▶ **RECORDS SHOWN**

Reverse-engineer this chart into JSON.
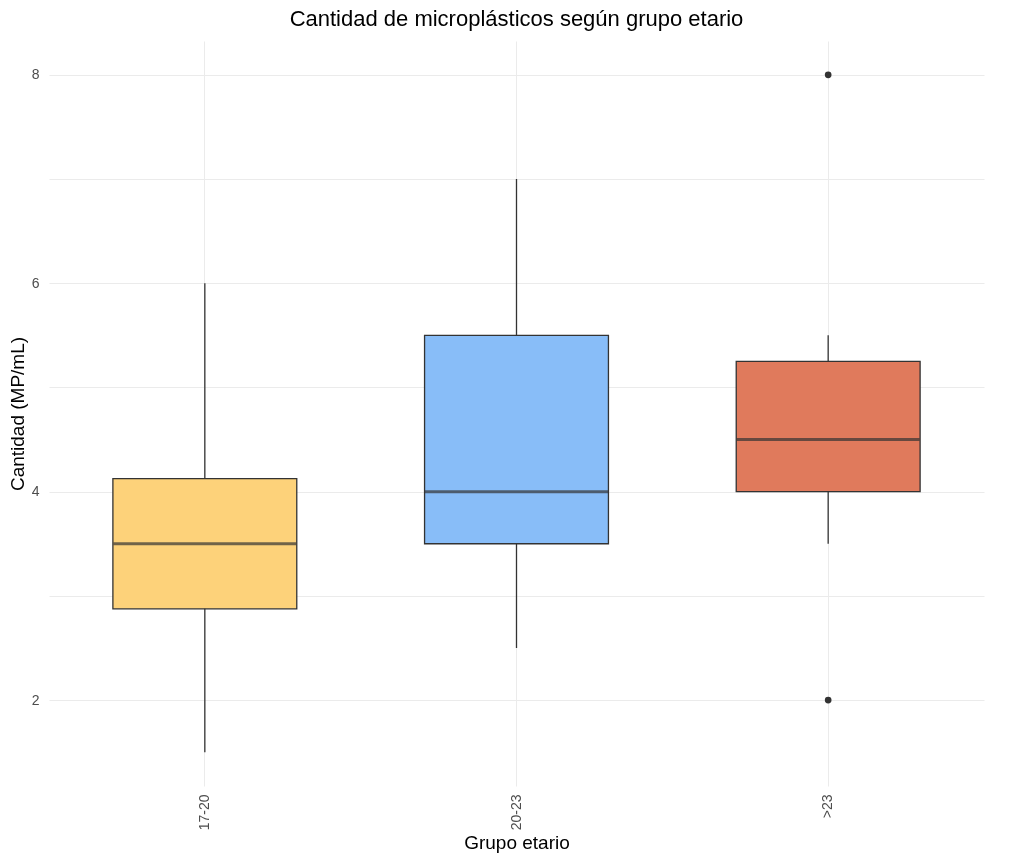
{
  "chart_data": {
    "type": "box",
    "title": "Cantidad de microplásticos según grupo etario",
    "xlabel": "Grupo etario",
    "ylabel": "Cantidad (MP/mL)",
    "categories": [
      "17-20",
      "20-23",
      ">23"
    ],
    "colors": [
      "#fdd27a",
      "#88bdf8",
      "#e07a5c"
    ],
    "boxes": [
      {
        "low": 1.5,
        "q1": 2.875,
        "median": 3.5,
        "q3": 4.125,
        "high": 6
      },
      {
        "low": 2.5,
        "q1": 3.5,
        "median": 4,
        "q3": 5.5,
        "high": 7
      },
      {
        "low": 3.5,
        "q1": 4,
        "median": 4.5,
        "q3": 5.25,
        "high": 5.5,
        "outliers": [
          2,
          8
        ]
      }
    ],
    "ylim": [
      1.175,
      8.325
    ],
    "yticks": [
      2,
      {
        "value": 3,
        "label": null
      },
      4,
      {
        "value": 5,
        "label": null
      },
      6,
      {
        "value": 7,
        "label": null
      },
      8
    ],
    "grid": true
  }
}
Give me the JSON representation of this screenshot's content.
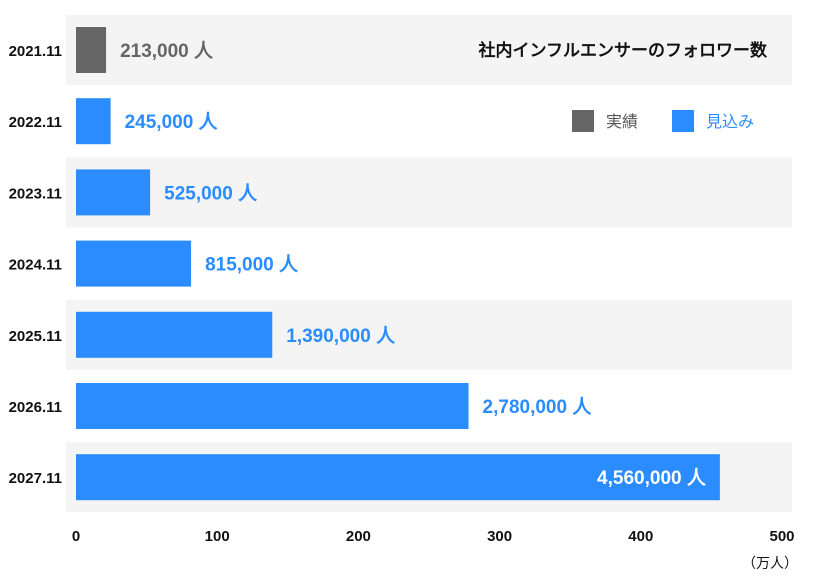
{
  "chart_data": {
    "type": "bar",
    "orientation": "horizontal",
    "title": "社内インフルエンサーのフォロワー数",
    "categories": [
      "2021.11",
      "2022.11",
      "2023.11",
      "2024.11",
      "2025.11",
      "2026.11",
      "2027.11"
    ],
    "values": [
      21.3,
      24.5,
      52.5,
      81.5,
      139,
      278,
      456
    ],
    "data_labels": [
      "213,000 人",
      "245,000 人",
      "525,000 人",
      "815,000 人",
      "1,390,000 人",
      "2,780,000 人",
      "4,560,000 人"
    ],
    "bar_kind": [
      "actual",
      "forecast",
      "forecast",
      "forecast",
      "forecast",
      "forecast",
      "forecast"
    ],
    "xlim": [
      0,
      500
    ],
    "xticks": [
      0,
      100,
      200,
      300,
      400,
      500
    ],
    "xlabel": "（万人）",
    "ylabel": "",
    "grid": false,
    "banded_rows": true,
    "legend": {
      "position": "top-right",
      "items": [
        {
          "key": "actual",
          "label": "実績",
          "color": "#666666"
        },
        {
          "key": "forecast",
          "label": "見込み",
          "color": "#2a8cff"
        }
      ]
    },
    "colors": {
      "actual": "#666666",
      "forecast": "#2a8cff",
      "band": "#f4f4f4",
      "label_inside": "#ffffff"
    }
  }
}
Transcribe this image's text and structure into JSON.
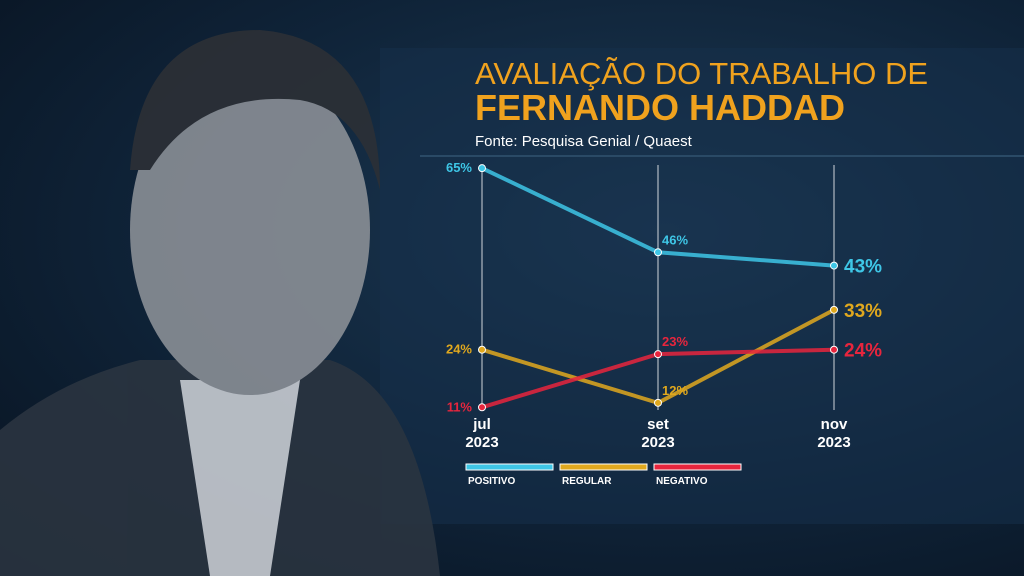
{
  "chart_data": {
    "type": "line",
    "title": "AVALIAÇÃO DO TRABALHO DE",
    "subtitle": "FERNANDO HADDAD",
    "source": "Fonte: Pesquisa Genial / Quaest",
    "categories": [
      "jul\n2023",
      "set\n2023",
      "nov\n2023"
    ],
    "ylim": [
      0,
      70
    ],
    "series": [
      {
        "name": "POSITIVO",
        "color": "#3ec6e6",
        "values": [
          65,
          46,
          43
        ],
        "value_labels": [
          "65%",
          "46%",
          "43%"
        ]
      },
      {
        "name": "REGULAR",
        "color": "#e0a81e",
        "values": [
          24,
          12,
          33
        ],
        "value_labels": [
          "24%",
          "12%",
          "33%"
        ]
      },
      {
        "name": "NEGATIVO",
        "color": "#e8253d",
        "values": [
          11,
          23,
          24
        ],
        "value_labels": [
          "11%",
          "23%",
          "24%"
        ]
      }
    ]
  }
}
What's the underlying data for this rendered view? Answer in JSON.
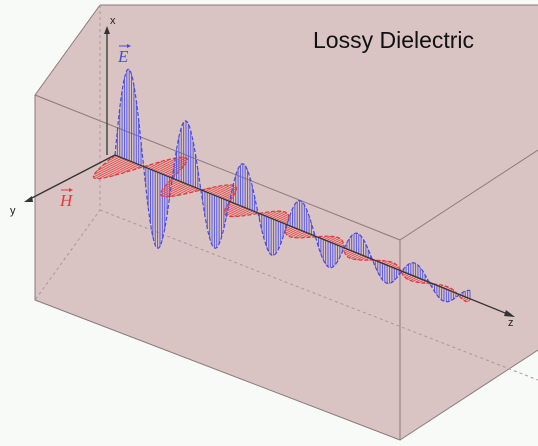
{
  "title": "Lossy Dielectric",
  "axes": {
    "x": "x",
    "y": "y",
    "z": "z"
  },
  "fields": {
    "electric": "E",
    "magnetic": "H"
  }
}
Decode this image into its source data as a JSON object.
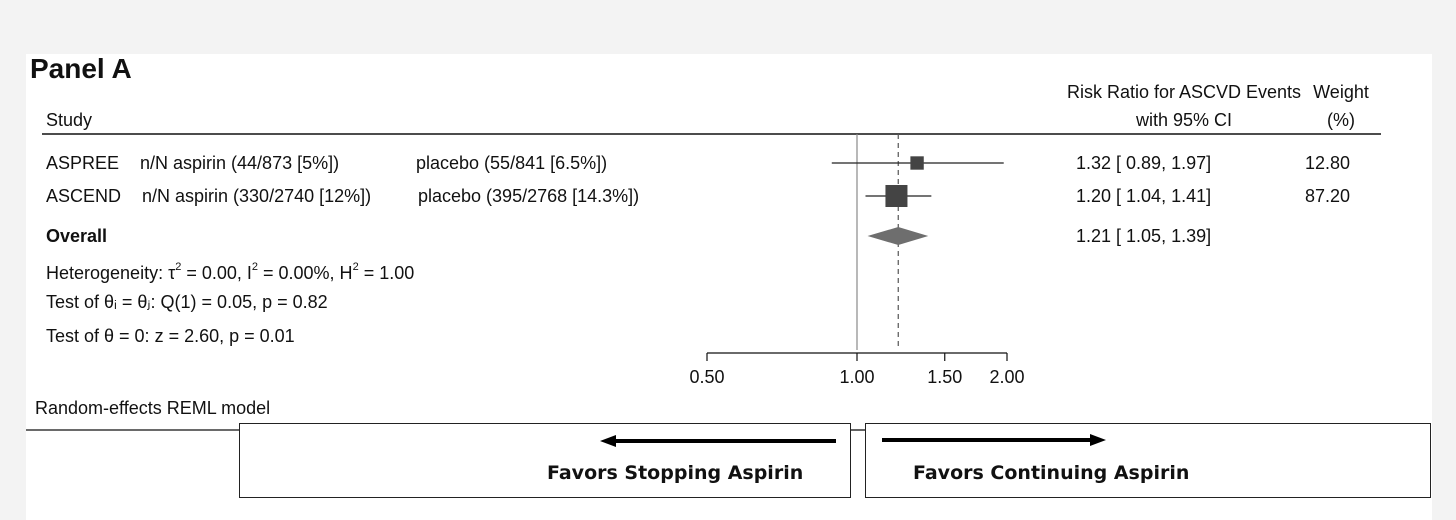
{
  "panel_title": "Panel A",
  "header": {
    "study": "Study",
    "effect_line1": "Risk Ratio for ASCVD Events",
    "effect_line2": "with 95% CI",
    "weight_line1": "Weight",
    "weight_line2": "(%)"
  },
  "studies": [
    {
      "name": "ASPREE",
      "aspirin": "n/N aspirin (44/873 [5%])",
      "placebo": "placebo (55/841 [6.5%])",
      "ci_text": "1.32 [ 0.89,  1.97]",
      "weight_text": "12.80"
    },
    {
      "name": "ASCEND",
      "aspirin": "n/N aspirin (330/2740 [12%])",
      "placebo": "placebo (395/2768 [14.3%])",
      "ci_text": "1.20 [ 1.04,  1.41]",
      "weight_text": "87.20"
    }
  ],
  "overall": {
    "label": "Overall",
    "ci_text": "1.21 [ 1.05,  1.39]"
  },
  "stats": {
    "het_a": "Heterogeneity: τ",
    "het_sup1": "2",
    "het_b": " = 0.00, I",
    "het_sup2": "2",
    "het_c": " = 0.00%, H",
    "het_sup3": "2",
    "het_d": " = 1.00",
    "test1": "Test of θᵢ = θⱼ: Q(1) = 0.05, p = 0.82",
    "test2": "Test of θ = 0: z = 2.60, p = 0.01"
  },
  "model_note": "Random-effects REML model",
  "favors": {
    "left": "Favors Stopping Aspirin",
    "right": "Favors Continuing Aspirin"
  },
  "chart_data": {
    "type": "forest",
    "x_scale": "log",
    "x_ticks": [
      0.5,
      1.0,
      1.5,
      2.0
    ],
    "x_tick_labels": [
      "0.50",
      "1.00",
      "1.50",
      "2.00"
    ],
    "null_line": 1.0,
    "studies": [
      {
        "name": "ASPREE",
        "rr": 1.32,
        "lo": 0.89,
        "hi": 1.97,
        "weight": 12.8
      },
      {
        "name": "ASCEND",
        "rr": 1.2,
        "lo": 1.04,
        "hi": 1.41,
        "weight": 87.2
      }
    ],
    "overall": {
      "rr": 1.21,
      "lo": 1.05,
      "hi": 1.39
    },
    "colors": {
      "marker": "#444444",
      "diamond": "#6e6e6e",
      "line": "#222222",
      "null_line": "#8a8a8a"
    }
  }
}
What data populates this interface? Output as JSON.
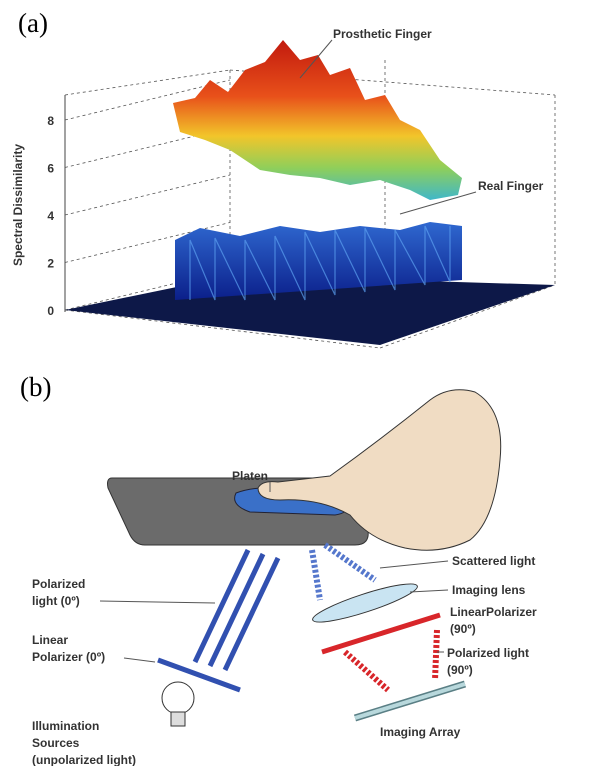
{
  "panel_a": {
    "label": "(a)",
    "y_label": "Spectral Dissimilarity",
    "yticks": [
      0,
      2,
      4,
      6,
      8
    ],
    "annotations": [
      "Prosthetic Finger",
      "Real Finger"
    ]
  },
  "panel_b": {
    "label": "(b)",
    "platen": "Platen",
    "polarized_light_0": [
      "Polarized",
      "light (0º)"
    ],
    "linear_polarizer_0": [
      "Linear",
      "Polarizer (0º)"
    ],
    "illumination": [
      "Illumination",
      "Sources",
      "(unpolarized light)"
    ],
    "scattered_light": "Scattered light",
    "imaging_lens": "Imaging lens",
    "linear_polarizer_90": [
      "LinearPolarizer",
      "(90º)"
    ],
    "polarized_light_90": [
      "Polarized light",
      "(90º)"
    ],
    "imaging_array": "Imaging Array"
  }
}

▶ **TASK INSTRUCTIONS**
Output the entries above exactly. Drop the pictures.

▶ **SOLUTION TO THIS EXERCISE**
Reverse-engineer this chart into JSON.
{
  "chart_data": {
    "type": "box",
    "title": "Cantidad de microplásticos según grupo etario",
    "xlabel": "Grupo etario",
    "ylabel": "Cantidad (MP/mL)",
    "categories": [
      "17-20",
      "20-23",
      ">23"
    ],
    "colors": [
      "#fdd27a",
      "#88bdf8",
      "#e07a5c"
    ],
    "boxes": [
      {
        "low": 1.5,
        "q1": 2.875,
        "median": 3.5,
        "q3": 4.125,
        "high": 6
      },
      {
        "low": 2.5,
        "q1": 3.5,
        "median": 4,
        "q3": 5.5,
        "high": 7
      },
      {
        "low": 3.5,
        "q1": 4,
        "median": 4.5,
        "q3": 5.25,
        "high": 5.5,
        "outliers": [
          2,
          8
        ]
      }
    ],
    "ylim": [
      1.175,
      8.325
    ],
    "yticks": [
      2,
      {
        "value": 3,
        "label": null
      },
      4,
      {
        "value": 5,
        "label": null
      },
      6,
      {
        "value": 7,
        "label": null
      },
      8
    ],
    "grid": true
  }
}
Give me the JSON representation of this screenshot's content.
{
  "chart_data": {
    "type": "bar",
    "orientation": "horizontal",
    "title": "社内インフルエンサーのフォロワー数",
    "categories": [
      "2021.11",
      "2022.11",
      "2023.11",
      "2024.11",
      "2025.11",
      "2026.11",
      "2027.11"
    ],
    "values": [
      21.3,
      24.5,
      52.5,
      81.5,
      139,
      278,
      456
    ],
    "data_labels": [
      "213,000 人",
      "245,000 人",
      "525,000 人",
      "815,000 人",
      "1,390,000 人",
      "2,780,000 人",
      "4,560,000 人"
    ],
    "bar_kind": [
      "actual",
      "forecast",
      "forecast",
      "forecast",
      "forecast",
      "forecast",
      "forecast"
    ],
    "xlim": [
      0,
      500
    ],
    "xticks": [
      0,
      100,
      200,
      300,
      400,
      500
    ],
    "xlabel": "（万人）",
    "ylabel": "",
    "grid": false,
    "banded_rows": true,
    "legend": {
      "position": "top-right",
      "items": [
        {
          "key": "actual",
          "label": "実績",
          "color": "#666666"
        },
        {
          "key": "forecast",
          "label": "見込み",
          "color": "#2a8cff"
        }
      ]
    },
    "colors": {
      "actual": "#666666",
      "forecast": "#2a8cff",
      "band": "#f4f4f4",
      "label_inside": "#ffffff"
    }
  }
}
Transcribe this image's text and structure into JSON.
{
  "chart_data": {
    "type": "line",
    "title": "AVALIAÇÃO DO TRABALHO DE",
    "subtitle": "FERNANDO HADDAD",
    "source": "Fonte: Pesquisa Genial / Quaest",
    "categories": [
      "jul\n2023",
      "set\n2023",
      "nov\n2023"
    ],
    "ylim": [
      0,
      70
    ],
    "series": [
      {
        "name": "POSITIVO",
        "color": "#3ec6e6",
        "values": [
          65,
          46,
          43
        ],
        "value_labels": [
          "65%",
          "46%",
          "43%"
        ]
      },
      {
        "name": "REGULAR",
        "color": "#e0a81e",
        "values": [
          24,
          12,
          33
        ],
        "value_labels": [
          "24%",
          "12%",
          "33%"
        ]
      },
      {
        "name": "NEGATIVO",
        "color": "#e8253d",
        "values": [
          11,
          23,
          24
        ],
        "value_labels": [
          "11%",
          "23%",
          "24%"
        ]
      }
    ]
  }
}
What's the underlying data for this rendered view? Answer in JSON.
{
  "title": "Lossy Dielectric",
  "axes": {
    "x": "x",
    "y": "y",
    "z": "z"
  },
  "fields": {
    "electric": "E",
    "magnetic": "H"
  }
}
Decode this image into its source data as a JSON object.
{
  "panel_title": "Panel A",
  "header": {
    "study": "Study",
    "effect_line1": "Risk Ratio for ASCVD Events",
    "effect_line2": "with 95% CI",
    "weight_line1": "Weight",
    "weight_line2": "(%)"
  },
  "studies": [
    {
      "name": "ASPREE",
      "aspirin": "n/N aspirin (44/873 [5%])",
      "placebo": "placebo (55/841 [6.5%])",
      "ci_text": "1.32 [ 0.89,  1.97]",
      "weight_text": "12.80"
    },
    {
      "name": "ASCEND",
      "aspirin": "n/N aspirin (330/2740 [12%])",
      "placebo": "placebo (395/2768 [14.3%])",
      "ci_text": "1.20 [ 1.04,  1.41]",
      "weight_text": "87.20"
    }
  ],
  "overall": {
    "label": "Overall",
    "ci_text": "1.21 [ 1.05,  1.39]"
  },
  "stats": {
    "het_a": "Heterogeneity: τ",
    "het_sup1": "2",
    "het_b": " = 0.00, I",
    "het_sup2": "2",
    "het_c": " = 0.00%, H",
    "het_sup3": "2",
    "het_d": " = 1.00",
    "test1": "Test of θᵢ = θⱼ: Q(1) = 0.05, p = 0.82",
    "test2": "Test of θ = 0: z = 2.60, p = 0.01"
  },
  "model_note": "Random-effects REML model",
  "favors": {
    "left": "Favors Stopping Aspirin",
    "right": "Favors Continuing Aspirin"
  },
  "chart_data": {
    "type": "forest",
    "x_scale": "log",
    "x_ticks": [
      0.5,
      1.0,
      1.5,
      2.0
    ],
    "x_tick_labels": [
      "0.50",
      "1.00",
      "1.50",
      "2.00"
    ],
    "null_line": 1.0,
    "studies": [
      {
        "name": "ASPREE",
        "rr": 1.32,
        "lo": 0.89,
        "hi": 1.97,
        "weight": 12.8
      },
      {
        "name": "ASCEND",
        "rr": 1.2,
        "lo": 1.04,
        "hi": 1.41,
        "weight": 87.2
      }
    ],
    "overall": {
      "rr": 1.21,
      "lo": 1.05,
      "hi": 1.39
    },
    "colors": {
      "marker": "#444444",
      "diamond": "#6e6e6e",
      "line": "#222222",
      "null_line": "#8a8a8a"
    }
  }
}
What data populates this interface? Output as JSON.
{
  "panel_a": {
    "label": "(a)",
    "y_label": "Spectral Dissimilarity",
    "yticks": [
      0,
      2,
      4,
      6,
      8
    ],
    "annotations": [
      "Prosthetic Finger",
      "Real Finger"
    ]
  },
  "panel_b": {
    "label": "(b)",
    "platen": "Platen",
    "polarized_light_0": [
      "Polarized",
      "light (0º)"
    ],
    "linear_polarizer_0": [
      "Linear",
      "Polarizer (0º)"
    ],
    "illumination": [
      "Illumination",
      "Sources",
      "(unpolarized light)"
    ],
    "scattered_light": "Scattered light",
    "imaging_lens": "Imaging lens",
    "linear_polarizer_90": [
      "LinearPolarizer",
      "(90º)"
    ],
    "polarized_light_90": [
      "Polarized light",
      "(90º)"
    ],
    "imaging_array": "Imaging Array"
  }
}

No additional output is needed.